Goal> Keep the images out and copy every entry below exactly.

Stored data
= = = =
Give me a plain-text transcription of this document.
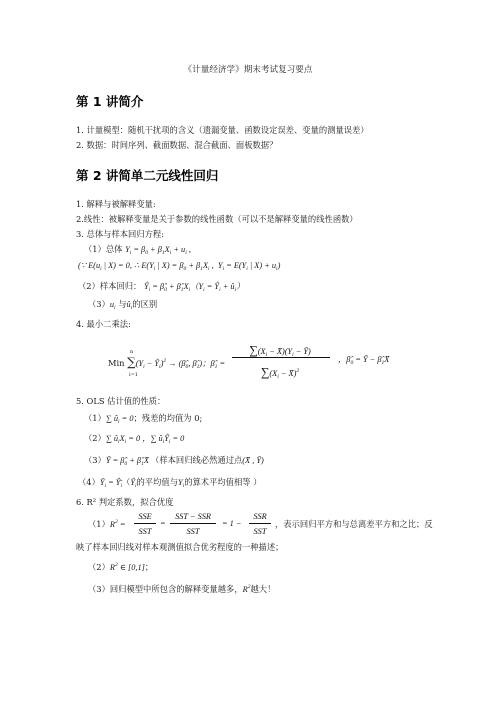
《计量经济学》期末考试复习要点
第 1 讲简介
1. 计量模型：随机干扰项的含义（遗漏变量、函数设定误差、变量的测量误差）
2. 数据：时间序列、截面数据、混合截面、面板数据？
第 2 讲简单二元线性回归
1. 解释与被解释变量:
2.线性：被解释变量是关于参数的线性函数（可以不是解释变量的线性函数）
3. 总体与样本回归方程:
（1）总体 $Y_i = \beta_0 + \beta_1X_i + u_i$ ,
(∵ $E(u_i$ | X) = 0, ∴ $E(Y_i$ | $X) = \beta_0 + \beta_1X_i$ ,  $Y_i = E(Y_i$ | $X) + u_i$)
（2）样本回归： $Ŷ_i$ = $\betâ_0$ + $\betâ_1X_i(Y_i$ = $Ŷ_i$ + $û_i$）
$(3)u_i$ 与$û_i$的区别
4. 最小二乘法:
Min $\sum(Y_i$ − $Ŷ_i)^2$ → ($\betâ_0$, $\betâ_1$)；$\betâ_1$ =
n
i=1
$\sum(X_i$ − $X̄)(Y_i$ − Ȳ)
$\sum(X_i$ − X̄)$^2$
，$\betâ_0$ = Ȳ − $\betâ_1X̄$
5. OLS 估计值的性质：
（1）∑ $û_i = 0$；残差的均值为 0;
（2）∑ $û_iX_i = 0$ ，∑ $û_iŶ_i = 0$
（3）Ȳ = $\betâ_0$ + $\betâ_1X̄$ （样本回归线必然通过点(X̄ , Ȳ)
$(4)Ȳ_i$ = $Ŷ̄_i(Ŷ_i$的平均值与$Y_i$的算术平均值相等 ）
6. R² 判定系数，拟合优度
$(1)R^2$ =
SSE
SST
=
SST − SSR
SST
= 1 −
SSR
SST
，表示回归平方和与总离差平方和之比；反
映了样本回归线对样本观测值拟合优劣程度的一种描述；
$(2)R^2$ ∈ [0,1]；
（3）回归模型中所包含的解释变量越多，$R^2$越大！
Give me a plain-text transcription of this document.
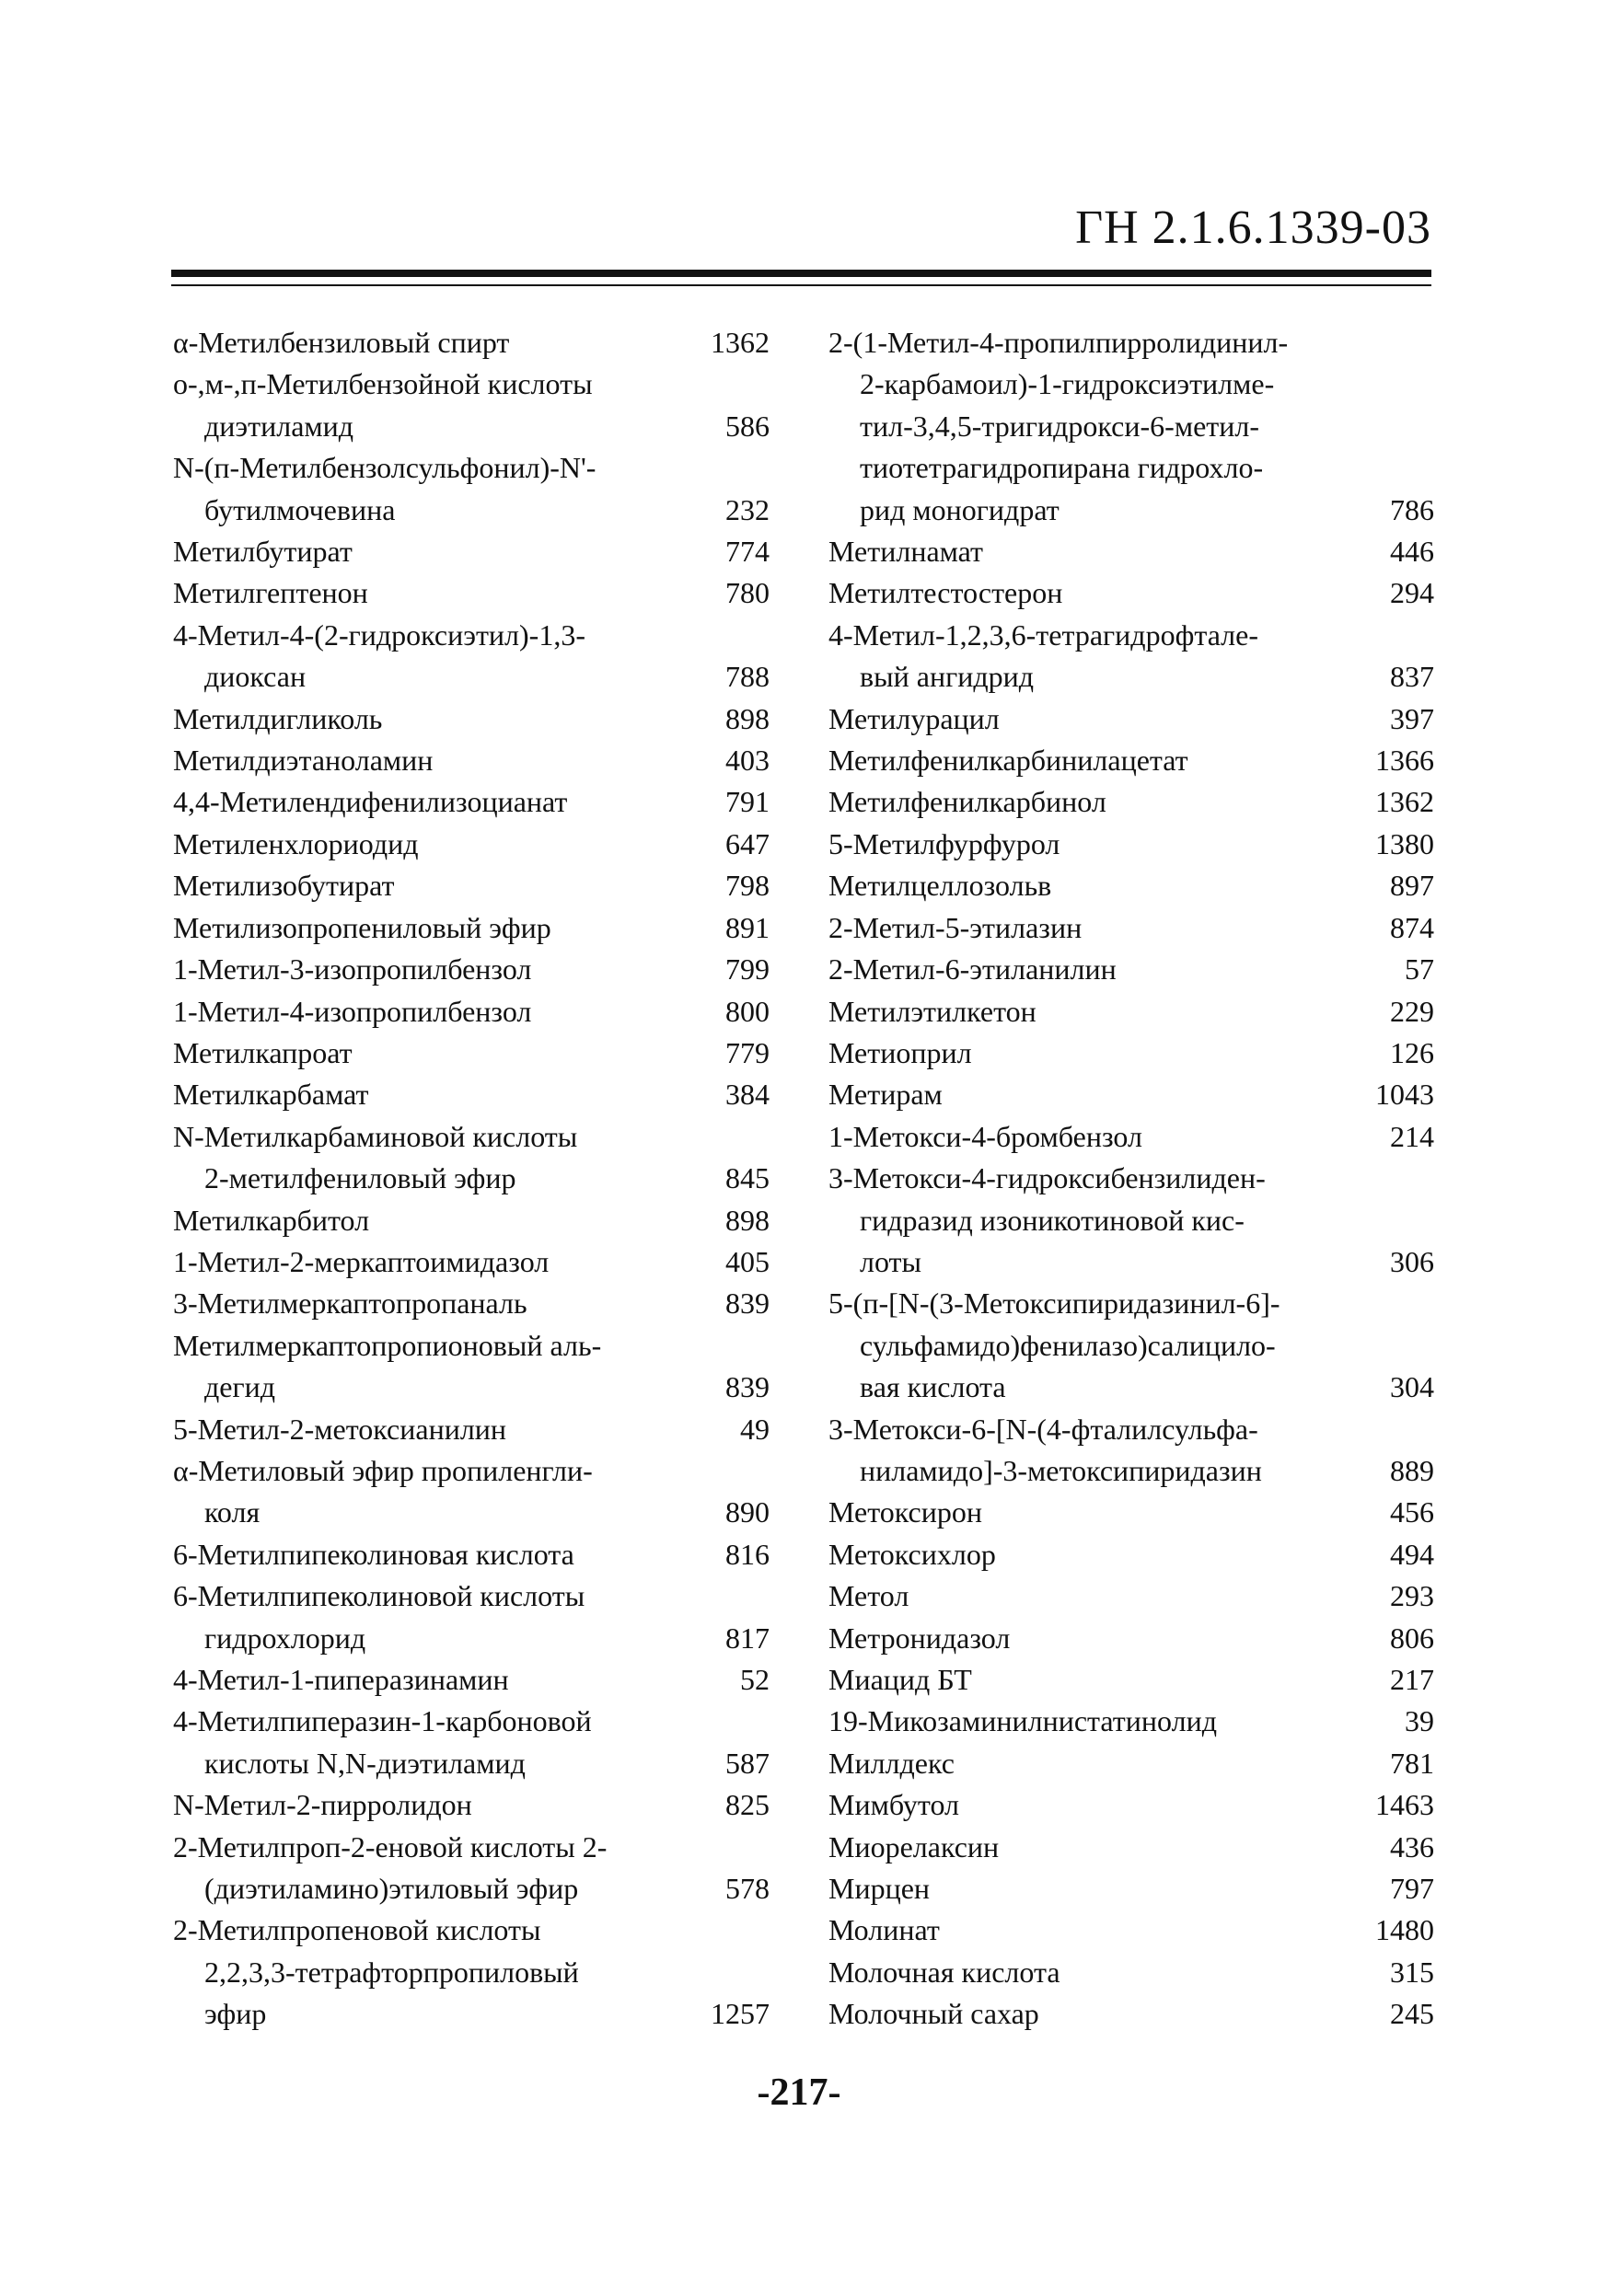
ГН 2.1.6.1339-03
α-Метилбензиловый спирт	1362
о-,м-,п-Метилбензойной кислоты
диэтиламид	586
N-(п-Метилбензолсульфонил)-N'-
бутилмочевина	232
Метилбутират	774
Метилгептенон	780
4-Метил-4-(2-гидроксиэтил)-1,3-
диоксан	788
Метилдигликоль	898
Метилдиэтаноламин	403
4,4-Метилендифенилизоцианат	791
Метиленхлориодид	647
Метилизобутират	798
Метилизопропениловый эфир	891
1-Метил-3-изопропилбензол	799
1-Метил-4-изопропилбензол	800
Метилкапроат	779
Метилкарбамат	384
N-Метилкарбаминовой кислоты
2-метилфениловый эфир	845
Метилкарбитол	898
1-Метил-2-меркаптоимидазол	405
3-Метилмеркаптопропаналь	839
Метилмеркаптопропионовый аль-
дегид	839
5-Метил-2-метоксианилин	49
α-Метиловый эфир пропиленгли-
коля	890
6-Метилпипеколиновая кислота	816
6-Метилпипеколиновой кислоты
гидрохлорид	817
4-Метил-1-пиперазинамин	52
4-Метилпиперазин-1-карбоновой
кислоты N,N-диэтиламид	587
N-Метил-2-пирролидон	825
2-Метилпроп-2-еновой кислоты 2-
(диэтиламино)этиловый эфир	578
2-Метилпропеновой кислоты
2,2,3,3-тетрафторпропиловый
эфир	1257
2-(1-Метил-4-пропилпирролидинил-
2-карбамоил)-1-гидроксиэтилме-
тил-3,4,5-тригидрокси-6-метил-
тиотетрагидропирана гидрохло-
рид моногидрат	786
Метилнамат	446
Метилтестостерон	294
4-Метил-1,2,3,6-тетрагидрофтале-
вый ангидрид	837
Метилурацил	397
Метилфенилкарбинилацетат	1366
Метилфенилкарбинол	1362
5-Метилфурфурол	1380
Метилцеллозольв	897
2-Метил-5-этилазин	874
2-Метил-6-этиланилин	57
Метилэтилкетон	229
Метиоприл	126
Метирам	1043
1-Метокси-4-бромбензол	214
3-Метокси-4-гидроксибензилиден-
гидразид изоникотиновой кис-
лоты	306
5-(п-[N-(3-Метоксипиридазинил-6]-
сульфамидо)фенилазо)салицило-
вая кислота	304
3-Метокси-6-[N-(4-фталилсульфа-
ниламидо]-3-метоксипиридазин	889
Метоксирон	456
Метоксихлор	494
Метол	293
Метронидазол	806
Миацид БТ	217
19-Микозаминилнистатинолид	39
Миллдекс	781
Мимбутол	1463
Миорелаксин	436
Мирцен	797
Молинат	1480
Молочная кислота	315
Молочный сахар	245
-217-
= = = =
Answer in full>
Give me a plain-text transcription of this document.
《计量经济学》期末考试复习要点
第 1 讲简介
1. 计量模型：随机干扰项的含义（遗漏变量、函数设定误差、变量的测量误差）
2. 数据：时间序列、截面数据、混合截面、面板数据？
第 2 讲简单二元线性回归
1. 解释与被解释变量:
2.线性：被解释变量是关于参数的线性函数（可以不是解释变量的线性函数）
3. 总体与样本回归方程:
（1）总体 $Y_i = \beta_0 + \beta_1X_i + u_i$ ,
(∵ $E(u_i$ | X) = 0, ∴ $E(Y_i$ | $X) = \beta_0 + \beta_1X_i$ ,  $Y_i = E(Y_i$ | $X) + u_i$)
（2）样本回归： $Ŷ_i$ = $\betâ_0$ + $\betâ_1X_i(Y_i$ = $Ŷ_i$ + $û_i$）
$(3)u_i$ 与$û_i$的区别
4. 最小二乘法:
Min $\sum(Y_i$ − $Ŷ_i)^2$ → ($\betâ_0$, $\betâ_1$)；$\betâ_1$ =
n
i=1
$\sum(X_i$ − $X̄)(Y_i$ − Ȳ)
$\sum(X_i$ − X̄)$^2$
，$\betâ_0$ = Ȳ − $\betâ_1X̄$
5. OLS 估计值的性质：
（1）∑ $û_i = 0$；残差的均值为 0;
（2）∑ $û_iX_i = 0$ ，∑ $û_iŶ_i = 0$
（3）Ȳ = $\betâ_0$ + $\betâ_1X̄$ （样本回归线必然通过点(X̄ , Ȳ)
$(4)Ȳ_i$ = $Ŷ̄_i(Ŷ_i$的平均值与$Y_i$的算术平均值相等 ）
6. R² 判定系数，拟合优度
$(1)R^2$ =
SSE
SST
=
SST − SSR
SST
= 1 −
SSR
SST
，表示回归平方和与总离差平方和之比；反
映了样本回归线对样本观测值拟合优劣程度的一种描述；
$(2)R^2$ ∈ [0,1]；
（3）回归模型中所包含的解释变量越多，$R^2$越大！
Give me a plain-text transcription of this document.
ГН 2.1.6.1339-03
α-Метилбензиловый спирт	1362
о-,м-,п-Метилбензойной кислоты
диэтиламид	586
N-(п-Метилбензолсульфонил)-N'-
бутилмочевина	232
Метилбутират	774
Метилгептенон	780
4-Метил-4-(2-гидроксиэтил)-1,3-
диоксан	788
Метилдигликоль	898
Метилдиэтаноламин	403
4,4-Метилендифенилизоцианат	791
Метиленхлориодид	647
Метилизобутират	798
Метилизопропениловый эфир	891
1-Метил-3-изопропилбензол	799
1-Метил-4-изопропилбензол	800
Метилкапроат	779
Метилкарбамат	384
N-Метилкарбаминовой кислоты
2-метилфениловый эфир	845
Метилкарбитол	898
1-Метил-2-меркаптоимидазол	405
3-Метилмеркаптопропаналь	839
Метилмеркаптопропионовый аль-
дегид	839
5-Метил-2-метоксианилин	49
α-Метиловый эфир пропиленгли-
коля	890
6-Метилпипеколиновая кислота	816
6-Метилпипеколиновой кислоты
гидрохлорид	817
4-Метил-1-пиперазинамин	52
4-Метилпиперазин-1-карбоновой
кислоты N,N-диэтиламид	587
N-Метил-2-пирролидон	825
2-Метилпроп-2-еновой кислоты 2-
(диэтиламино)этиловый эфир	578
2-Метилпропеновой кислоты
2,2,3,3-тетрафторпропиловый
эфир	1257
2-(1-Метил-4-пропилпирролидинил-
2-карбамоил)-1-гидроксиэтилме-
тил-3,4,5-тригидрокси-6-метил-
тиотетрагидропирана гидрохло-
рид моногидрат	786
Метилнамат	446
Метилтестостерон	294
4-Метил-1,2,3,6-тетрагидрофтале-
вый ангидрид	837
Метилурацил	397
Метилфенилкарбинилацетат	1366
Метилфенилкарбинол	1362
5-Метилфурфурол	1380
Метилцеллозольв	897
2-Метил-5-этилазин	874
2-Метил-6-этиланилин	57
Метилэтилкетон	229
Метиоприл	126
Метирам	1043
1-Метокси-4-бромбензол	214
3-Метокси-4-гидроксибензилиден-
гидразид изоникотиновой кис-
лоты	306
5-(п-[N-(3-Метоксипиридазинил-6]-
сульфамидо)фенилазо)салицило-
вая кислота	304
3-Метокси-6-[N-(4-фталилсульфа-
ниламидо]-3-метоксипиридазин	889
Метоксирон	456
Метоксихлор	494
Метол	293
Метронидазол	806
Миацид БТ	217
19-Микозаминилнистатинолид	39
Миллдекс	781
Мимбутол	1463
Миорелаксин	436
Мирцен	797
Молинат	1480
Молочная кислота	315
Молочный сахар	245
-217-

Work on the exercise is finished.